**WHAT YOU NEED TO DO**
Give every line below again, exactly.

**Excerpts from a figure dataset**
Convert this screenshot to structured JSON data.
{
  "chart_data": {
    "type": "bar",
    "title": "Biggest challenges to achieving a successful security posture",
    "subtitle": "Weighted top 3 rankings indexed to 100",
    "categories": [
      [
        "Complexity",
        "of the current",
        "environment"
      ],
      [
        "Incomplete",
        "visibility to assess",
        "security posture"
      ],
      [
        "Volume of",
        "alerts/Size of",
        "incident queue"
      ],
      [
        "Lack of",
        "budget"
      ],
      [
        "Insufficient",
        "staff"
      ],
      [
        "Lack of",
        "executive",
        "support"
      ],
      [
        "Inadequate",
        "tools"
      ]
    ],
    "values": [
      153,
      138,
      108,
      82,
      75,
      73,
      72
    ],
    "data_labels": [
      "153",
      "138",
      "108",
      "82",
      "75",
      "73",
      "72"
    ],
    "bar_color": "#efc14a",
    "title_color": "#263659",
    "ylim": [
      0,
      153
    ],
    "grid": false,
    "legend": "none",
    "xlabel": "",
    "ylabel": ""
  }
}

**THE OUTPUT**
Convert this screenshot to structured JSON data.
{
  "chart_data": {
    "type": "bar",
    "title": "Biggest challenges to achieving a successful security posture",
    "subtitle": "Weighted top 3 rankings indexed to 100",
    "categories": [
      [
        "Complexity",
        "of the current",
        "environment"
      ],
      [
        "Incomplete",
        "visibility to assess",
        "security posture"
      ],
      [
        "Volume of",
        "alerts/Size of",
        "incident queue"
      ],
      [
        "Lack of",
        "budget"
      ],
      [
        "Insufficient",
        "staff"
      ],
      [
        "Lack of",
        "executive",
        "support"
      ],
      [
        "Inadequate",
        "tools"
      ]
    ],
    "values": [
      153,
      138,
      108,
      82,
      75,
      73,
      72
    ],
    "data_labels": [
      "153",
      "138",
      "108",
      "82",
      "75",
      "73",
      "72"
    ],
    "bar_color": "#efc14a",
    "title_color": "#263659",
    "ylim": [
      0,
      153
    ],
    "grid": false,
    "legend": "none",
    "xlabel": "",
    "ylabel": ""
  }
}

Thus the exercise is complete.